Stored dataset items
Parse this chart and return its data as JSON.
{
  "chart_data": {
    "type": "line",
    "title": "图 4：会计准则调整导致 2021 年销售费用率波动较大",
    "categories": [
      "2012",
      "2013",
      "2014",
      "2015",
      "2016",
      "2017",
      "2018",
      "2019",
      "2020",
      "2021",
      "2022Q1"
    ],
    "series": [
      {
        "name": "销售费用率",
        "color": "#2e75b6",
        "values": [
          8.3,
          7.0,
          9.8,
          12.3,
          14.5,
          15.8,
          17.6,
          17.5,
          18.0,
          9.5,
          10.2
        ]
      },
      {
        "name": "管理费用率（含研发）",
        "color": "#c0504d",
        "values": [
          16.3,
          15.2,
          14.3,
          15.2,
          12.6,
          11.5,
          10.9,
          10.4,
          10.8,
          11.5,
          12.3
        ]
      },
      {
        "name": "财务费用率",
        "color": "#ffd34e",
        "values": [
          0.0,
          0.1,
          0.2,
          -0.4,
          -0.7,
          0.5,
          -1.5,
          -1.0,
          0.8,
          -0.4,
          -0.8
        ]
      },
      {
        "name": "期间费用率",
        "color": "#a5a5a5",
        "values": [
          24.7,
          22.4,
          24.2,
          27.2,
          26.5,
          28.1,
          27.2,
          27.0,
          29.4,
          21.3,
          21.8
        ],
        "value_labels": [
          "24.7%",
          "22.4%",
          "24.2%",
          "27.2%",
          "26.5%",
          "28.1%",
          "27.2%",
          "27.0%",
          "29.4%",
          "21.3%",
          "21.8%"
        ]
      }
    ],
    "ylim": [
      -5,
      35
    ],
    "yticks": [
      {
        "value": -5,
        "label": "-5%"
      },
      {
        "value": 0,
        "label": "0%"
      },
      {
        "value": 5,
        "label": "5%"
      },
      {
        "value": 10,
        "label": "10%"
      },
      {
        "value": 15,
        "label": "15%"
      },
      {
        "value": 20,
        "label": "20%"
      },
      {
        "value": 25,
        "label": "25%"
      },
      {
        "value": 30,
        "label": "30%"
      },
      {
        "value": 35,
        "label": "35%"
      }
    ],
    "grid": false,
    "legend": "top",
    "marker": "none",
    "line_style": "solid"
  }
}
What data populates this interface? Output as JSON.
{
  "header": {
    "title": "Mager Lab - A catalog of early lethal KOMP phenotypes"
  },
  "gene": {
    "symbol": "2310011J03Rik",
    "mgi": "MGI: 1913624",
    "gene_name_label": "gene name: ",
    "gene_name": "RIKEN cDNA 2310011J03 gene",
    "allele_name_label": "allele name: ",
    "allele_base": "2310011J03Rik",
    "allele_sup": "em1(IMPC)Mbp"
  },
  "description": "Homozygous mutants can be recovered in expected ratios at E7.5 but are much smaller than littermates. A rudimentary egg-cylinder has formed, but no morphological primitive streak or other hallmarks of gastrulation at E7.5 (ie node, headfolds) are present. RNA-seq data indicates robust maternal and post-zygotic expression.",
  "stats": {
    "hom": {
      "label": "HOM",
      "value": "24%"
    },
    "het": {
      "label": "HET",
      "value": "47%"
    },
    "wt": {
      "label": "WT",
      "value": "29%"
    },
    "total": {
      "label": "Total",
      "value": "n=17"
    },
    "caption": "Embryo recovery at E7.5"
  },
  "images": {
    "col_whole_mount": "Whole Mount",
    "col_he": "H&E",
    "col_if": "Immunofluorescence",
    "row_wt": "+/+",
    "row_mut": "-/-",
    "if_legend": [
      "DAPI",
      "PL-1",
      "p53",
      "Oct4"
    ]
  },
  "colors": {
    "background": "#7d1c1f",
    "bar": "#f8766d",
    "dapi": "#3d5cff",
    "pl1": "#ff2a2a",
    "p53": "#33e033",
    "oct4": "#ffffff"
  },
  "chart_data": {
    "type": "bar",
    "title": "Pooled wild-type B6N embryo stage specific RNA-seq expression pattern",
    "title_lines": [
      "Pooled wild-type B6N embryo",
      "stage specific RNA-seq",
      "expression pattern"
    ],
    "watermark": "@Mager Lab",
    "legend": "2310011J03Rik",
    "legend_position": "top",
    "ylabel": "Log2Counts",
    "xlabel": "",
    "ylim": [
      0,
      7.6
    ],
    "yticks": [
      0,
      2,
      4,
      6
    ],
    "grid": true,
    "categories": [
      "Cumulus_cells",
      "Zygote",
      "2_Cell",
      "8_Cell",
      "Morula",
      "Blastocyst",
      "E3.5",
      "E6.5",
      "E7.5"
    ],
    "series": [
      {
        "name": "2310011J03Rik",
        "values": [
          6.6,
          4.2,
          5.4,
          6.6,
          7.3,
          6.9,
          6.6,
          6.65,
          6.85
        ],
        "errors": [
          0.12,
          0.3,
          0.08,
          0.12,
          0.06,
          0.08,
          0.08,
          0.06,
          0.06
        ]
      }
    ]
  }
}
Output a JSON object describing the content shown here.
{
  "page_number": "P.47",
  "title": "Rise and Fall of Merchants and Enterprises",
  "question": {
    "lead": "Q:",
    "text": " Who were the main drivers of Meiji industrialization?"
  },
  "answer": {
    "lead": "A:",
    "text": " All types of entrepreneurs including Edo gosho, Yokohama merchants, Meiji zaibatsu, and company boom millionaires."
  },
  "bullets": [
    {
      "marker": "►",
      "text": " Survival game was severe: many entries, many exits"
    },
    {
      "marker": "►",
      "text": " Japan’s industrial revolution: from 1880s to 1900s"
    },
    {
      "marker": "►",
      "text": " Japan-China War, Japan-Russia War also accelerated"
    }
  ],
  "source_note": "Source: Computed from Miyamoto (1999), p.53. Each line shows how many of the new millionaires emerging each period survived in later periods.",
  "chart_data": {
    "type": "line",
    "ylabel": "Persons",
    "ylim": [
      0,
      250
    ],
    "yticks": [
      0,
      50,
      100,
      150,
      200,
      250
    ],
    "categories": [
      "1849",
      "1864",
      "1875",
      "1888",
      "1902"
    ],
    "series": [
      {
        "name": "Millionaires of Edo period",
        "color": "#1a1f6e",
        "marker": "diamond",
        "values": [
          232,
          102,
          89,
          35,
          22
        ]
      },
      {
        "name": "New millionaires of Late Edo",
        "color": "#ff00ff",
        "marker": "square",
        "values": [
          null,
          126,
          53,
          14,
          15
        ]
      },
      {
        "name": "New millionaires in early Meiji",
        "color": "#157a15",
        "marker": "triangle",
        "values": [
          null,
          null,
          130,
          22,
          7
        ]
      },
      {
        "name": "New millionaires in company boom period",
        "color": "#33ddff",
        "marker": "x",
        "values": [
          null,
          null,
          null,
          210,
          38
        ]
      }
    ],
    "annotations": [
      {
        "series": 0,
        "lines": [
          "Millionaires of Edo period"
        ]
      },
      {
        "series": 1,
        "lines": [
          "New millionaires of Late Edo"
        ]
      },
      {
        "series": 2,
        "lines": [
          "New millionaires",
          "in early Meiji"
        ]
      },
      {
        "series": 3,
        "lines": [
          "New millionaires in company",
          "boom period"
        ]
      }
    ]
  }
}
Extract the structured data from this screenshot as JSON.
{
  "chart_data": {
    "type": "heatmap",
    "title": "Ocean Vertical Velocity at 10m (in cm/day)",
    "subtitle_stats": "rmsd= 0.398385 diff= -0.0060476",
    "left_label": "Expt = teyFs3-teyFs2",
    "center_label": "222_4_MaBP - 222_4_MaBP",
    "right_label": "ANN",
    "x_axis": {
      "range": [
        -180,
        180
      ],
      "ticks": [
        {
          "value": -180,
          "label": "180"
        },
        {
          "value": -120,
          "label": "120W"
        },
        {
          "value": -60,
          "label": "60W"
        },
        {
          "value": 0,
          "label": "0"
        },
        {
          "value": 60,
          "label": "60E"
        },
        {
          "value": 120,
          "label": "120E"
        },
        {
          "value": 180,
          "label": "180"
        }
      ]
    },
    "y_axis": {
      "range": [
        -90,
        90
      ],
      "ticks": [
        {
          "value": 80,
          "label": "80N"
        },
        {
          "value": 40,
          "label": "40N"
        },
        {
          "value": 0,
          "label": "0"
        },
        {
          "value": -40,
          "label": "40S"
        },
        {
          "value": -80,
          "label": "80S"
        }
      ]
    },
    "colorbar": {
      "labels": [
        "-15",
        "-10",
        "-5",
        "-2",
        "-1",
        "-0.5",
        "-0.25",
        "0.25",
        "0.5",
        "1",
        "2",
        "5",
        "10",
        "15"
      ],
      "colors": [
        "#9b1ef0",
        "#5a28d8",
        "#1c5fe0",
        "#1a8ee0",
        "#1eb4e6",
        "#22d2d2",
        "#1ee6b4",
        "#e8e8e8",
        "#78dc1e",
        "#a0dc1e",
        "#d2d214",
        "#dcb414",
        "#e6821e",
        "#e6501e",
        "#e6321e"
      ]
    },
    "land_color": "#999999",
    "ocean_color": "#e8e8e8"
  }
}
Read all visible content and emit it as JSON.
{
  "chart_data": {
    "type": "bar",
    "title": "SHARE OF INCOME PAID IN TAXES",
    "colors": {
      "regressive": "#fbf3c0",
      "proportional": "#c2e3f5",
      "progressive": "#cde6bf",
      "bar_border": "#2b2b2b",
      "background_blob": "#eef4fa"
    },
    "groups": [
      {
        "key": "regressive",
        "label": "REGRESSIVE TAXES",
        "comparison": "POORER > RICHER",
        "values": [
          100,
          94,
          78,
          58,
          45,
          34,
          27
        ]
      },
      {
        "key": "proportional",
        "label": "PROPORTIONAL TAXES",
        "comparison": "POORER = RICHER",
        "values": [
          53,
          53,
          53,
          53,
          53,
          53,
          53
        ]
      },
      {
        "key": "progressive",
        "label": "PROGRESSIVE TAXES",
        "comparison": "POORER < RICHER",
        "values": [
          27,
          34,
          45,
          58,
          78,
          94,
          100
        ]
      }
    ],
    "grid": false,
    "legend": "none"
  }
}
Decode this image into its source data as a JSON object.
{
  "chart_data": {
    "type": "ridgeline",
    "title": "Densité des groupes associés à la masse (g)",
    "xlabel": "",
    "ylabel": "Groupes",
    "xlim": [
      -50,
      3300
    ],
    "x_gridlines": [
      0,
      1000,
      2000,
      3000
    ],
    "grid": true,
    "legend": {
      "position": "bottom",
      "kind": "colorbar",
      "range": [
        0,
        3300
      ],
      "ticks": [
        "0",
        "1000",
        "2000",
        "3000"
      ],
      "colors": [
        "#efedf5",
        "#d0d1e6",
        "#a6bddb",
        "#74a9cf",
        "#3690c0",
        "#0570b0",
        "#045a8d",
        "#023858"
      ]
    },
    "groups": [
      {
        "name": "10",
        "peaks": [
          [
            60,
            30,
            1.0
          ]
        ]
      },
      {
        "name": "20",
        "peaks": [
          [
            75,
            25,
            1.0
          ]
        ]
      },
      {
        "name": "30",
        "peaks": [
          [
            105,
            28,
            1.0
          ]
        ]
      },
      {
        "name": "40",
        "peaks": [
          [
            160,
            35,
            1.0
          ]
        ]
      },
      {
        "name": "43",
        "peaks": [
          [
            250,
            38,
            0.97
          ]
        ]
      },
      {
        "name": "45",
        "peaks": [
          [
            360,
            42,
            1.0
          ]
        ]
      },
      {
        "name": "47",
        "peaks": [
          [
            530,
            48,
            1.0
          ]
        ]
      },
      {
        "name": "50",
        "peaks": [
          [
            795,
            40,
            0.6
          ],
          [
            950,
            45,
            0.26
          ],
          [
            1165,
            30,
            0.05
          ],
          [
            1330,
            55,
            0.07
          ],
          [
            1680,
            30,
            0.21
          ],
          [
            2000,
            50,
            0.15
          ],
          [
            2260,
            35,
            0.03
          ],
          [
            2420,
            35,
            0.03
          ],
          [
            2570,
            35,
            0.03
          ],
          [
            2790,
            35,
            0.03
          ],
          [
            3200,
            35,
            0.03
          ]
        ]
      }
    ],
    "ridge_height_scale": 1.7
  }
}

# YOUR OBJECTIVE
Return every line above in which the string "Output" occurs.

# THE REPLY
What data populates this interface? Output as JSON.
Output a JSON object describing the content shown here.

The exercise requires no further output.